[Start DATA FOR THIS TASK]

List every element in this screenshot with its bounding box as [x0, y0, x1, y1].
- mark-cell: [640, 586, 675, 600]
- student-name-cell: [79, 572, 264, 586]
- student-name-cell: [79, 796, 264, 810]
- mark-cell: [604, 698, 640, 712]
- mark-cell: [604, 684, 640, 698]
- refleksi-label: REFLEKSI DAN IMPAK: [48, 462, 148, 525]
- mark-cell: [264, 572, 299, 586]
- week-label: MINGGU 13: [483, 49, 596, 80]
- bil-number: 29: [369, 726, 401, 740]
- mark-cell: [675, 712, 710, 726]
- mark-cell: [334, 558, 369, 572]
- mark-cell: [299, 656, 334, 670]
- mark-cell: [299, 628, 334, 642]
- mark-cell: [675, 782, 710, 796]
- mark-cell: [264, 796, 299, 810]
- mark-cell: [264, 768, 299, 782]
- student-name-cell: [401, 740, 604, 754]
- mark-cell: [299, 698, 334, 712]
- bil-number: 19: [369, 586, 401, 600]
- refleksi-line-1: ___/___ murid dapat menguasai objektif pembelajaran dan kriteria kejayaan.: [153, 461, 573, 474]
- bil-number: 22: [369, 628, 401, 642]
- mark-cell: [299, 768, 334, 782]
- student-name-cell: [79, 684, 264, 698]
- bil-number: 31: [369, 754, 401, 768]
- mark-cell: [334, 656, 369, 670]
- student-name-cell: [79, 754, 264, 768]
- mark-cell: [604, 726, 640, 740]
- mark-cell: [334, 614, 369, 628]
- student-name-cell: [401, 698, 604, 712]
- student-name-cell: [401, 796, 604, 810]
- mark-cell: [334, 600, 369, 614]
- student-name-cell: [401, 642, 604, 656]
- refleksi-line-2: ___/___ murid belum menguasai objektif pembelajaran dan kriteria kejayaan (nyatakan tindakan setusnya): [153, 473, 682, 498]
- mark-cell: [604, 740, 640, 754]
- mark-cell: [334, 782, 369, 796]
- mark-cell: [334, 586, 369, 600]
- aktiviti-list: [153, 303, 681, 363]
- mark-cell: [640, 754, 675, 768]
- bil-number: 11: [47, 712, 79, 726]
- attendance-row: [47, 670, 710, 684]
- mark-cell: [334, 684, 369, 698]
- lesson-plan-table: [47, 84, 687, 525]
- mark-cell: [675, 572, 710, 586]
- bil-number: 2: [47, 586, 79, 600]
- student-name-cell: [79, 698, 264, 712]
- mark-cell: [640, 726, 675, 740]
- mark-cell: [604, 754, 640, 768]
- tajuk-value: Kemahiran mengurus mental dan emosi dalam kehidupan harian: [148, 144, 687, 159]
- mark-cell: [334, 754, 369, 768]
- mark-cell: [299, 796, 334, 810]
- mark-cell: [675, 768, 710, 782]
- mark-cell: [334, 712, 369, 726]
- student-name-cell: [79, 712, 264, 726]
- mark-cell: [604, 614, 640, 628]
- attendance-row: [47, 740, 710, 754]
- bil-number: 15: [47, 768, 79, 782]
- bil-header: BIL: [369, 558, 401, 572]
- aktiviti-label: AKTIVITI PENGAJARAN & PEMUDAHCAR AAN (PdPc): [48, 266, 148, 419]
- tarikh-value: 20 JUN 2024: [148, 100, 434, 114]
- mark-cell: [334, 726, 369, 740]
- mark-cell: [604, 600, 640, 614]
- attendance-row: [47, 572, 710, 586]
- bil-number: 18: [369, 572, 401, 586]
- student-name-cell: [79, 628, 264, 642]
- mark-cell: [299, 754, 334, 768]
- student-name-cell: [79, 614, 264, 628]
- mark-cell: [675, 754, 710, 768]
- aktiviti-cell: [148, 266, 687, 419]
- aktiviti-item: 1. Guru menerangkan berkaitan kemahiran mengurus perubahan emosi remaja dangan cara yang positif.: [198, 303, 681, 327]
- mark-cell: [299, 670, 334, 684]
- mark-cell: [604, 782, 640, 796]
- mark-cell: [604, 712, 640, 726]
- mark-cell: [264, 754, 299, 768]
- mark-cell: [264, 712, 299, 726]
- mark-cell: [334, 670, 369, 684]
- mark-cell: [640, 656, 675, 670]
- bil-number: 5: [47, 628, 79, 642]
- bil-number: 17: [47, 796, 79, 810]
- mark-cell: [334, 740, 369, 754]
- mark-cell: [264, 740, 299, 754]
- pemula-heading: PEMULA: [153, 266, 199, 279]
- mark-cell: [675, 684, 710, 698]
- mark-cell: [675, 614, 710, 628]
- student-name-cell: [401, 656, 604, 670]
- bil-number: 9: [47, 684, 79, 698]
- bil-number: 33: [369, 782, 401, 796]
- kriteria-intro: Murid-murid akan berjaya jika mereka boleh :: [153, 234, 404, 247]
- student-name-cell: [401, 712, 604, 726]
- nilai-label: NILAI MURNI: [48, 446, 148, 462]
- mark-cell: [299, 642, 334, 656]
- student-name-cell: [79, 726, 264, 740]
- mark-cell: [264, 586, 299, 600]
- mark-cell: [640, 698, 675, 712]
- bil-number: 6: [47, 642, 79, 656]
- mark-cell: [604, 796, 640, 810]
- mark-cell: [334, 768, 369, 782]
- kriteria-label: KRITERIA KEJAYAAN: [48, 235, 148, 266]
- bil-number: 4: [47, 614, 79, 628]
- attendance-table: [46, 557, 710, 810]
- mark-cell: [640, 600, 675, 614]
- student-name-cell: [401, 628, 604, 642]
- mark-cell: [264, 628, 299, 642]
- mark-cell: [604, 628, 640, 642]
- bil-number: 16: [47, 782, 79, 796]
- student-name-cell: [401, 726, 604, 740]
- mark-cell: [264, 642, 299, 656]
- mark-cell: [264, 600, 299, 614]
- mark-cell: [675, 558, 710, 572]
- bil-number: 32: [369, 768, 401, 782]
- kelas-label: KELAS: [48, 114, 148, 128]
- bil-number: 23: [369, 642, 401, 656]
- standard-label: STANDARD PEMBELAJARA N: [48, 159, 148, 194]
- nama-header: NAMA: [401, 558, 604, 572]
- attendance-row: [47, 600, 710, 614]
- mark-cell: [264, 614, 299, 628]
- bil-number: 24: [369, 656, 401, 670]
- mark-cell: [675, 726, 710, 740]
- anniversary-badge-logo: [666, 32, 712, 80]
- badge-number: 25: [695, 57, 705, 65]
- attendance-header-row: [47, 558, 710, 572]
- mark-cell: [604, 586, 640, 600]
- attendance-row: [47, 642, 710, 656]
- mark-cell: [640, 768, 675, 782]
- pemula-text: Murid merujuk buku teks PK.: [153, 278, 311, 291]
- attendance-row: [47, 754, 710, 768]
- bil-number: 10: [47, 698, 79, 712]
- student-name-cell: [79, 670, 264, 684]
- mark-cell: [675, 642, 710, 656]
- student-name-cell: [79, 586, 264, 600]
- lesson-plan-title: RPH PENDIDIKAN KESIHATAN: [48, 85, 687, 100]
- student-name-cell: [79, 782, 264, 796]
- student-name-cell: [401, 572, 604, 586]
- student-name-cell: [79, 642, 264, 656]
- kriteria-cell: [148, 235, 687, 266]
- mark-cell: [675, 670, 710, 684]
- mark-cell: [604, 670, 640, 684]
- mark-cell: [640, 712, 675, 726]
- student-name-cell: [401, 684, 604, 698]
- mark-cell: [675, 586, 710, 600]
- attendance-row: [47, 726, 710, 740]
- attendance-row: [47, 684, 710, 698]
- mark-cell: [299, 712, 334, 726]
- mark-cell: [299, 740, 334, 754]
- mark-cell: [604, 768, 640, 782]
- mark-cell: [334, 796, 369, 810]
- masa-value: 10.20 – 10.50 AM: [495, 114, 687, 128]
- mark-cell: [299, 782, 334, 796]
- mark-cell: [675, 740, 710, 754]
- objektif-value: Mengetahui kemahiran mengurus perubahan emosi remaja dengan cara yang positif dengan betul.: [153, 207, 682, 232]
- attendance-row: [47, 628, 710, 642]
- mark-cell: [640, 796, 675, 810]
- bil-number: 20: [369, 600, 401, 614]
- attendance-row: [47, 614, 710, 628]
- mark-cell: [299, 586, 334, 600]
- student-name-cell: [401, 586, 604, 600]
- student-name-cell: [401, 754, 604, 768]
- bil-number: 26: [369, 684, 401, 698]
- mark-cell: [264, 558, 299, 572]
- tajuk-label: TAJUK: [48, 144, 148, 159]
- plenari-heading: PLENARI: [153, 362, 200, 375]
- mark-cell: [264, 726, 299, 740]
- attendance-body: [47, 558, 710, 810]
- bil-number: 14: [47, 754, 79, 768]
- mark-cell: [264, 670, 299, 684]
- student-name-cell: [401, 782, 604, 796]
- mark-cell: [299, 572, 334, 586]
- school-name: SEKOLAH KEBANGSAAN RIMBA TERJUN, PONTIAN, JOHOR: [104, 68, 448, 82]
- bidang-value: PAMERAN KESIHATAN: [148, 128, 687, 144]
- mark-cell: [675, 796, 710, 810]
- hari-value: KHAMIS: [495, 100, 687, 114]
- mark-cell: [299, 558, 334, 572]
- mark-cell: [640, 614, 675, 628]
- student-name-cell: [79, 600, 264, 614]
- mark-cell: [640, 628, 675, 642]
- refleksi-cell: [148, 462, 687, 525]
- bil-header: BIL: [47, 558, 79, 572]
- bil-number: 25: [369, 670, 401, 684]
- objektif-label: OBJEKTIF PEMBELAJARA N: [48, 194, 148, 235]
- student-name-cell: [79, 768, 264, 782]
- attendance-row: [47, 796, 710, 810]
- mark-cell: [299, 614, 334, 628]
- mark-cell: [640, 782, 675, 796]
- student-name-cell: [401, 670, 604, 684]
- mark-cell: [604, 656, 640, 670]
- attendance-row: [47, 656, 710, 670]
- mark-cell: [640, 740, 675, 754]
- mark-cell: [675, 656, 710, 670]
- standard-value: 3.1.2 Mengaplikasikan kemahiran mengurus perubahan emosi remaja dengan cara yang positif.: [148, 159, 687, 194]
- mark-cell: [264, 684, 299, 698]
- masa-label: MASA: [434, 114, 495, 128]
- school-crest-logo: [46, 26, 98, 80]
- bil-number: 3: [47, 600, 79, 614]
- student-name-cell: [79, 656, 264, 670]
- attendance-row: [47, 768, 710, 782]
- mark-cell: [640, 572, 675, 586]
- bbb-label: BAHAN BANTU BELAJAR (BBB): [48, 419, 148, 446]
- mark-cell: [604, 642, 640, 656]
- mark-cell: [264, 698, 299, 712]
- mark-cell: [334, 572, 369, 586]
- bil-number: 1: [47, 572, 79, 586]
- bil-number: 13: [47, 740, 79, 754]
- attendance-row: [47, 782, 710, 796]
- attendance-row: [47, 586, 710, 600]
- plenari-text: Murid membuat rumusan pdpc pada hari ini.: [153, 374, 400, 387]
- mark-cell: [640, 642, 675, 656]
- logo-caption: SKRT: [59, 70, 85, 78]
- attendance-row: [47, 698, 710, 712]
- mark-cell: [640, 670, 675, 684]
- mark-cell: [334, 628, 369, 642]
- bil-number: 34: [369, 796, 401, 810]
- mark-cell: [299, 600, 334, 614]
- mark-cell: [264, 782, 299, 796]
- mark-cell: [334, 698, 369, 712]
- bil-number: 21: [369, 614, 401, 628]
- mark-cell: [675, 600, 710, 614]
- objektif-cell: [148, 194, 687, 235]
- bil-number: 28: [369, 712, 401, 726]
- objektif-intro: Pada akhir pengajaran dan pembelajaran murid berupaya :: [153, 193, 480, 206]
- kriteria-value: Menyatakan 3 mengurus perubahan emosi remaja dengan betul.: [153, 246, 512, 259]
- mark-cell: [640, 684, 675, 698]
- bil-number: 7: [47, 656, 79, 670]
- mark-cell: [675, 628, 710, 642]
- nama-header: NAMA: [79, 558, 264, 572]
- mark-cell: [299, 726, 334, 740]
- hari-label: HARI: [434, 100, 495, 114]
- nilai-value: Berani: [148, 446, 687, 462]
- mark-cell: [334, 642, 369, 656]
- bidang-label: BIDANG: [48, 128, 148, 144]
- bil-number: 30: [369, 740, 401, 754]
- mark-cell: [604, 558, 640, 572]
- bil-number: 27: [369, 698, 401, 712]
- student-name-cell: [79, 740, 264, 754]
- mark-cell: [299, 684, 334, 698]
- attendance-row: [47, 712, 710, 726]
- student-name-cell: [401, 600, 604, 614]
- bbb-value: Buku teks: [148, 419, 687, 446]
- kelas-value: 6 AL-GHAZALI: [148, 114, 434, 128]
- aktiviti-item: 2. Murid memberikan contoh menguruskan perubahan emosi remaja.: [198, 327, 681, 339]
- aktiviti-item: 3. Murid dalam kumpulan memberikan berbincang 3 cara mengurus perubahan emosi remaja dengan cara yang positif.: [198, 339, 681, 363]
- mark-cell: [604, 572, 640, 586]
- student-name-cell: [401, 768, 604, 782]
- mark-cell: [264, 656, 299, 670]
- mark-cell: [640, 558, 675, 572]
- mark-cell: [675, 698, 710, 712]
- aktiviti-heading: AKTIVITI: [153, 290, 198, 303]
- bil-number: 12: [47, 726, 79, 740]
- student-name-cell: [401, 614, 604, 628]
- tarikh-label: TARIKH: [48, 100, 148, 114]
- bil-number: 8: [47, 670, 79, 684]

[End DATA FOR THIS TASK]

### PROBLEM DETAILS
Copy everything from the start of the records down to the line containing "- mark-cell: [264, 572, 299, 586]", swapping "mark-cell" for "score-cell" wherever it occurs and leaving all else unchanged. Give only those lines.

### SOLUTION
List every element in this screenshot with its bounding box as [x0, y0, x1, y1].
- score-cell: [640, 586, 675, 600]
- student-name-cell: [79, 572, 264, 586]
- student-name-cell: [79, 796, 264, 810]
- score-cell: [604, 698, 640, 712]
- score-cell: [604, 684, 640, 698]
- refleksi-label: REFLEKSI DAN IMPAK: [48, 462, 148, 525]
- score-cell: [264, 572, 299, 586]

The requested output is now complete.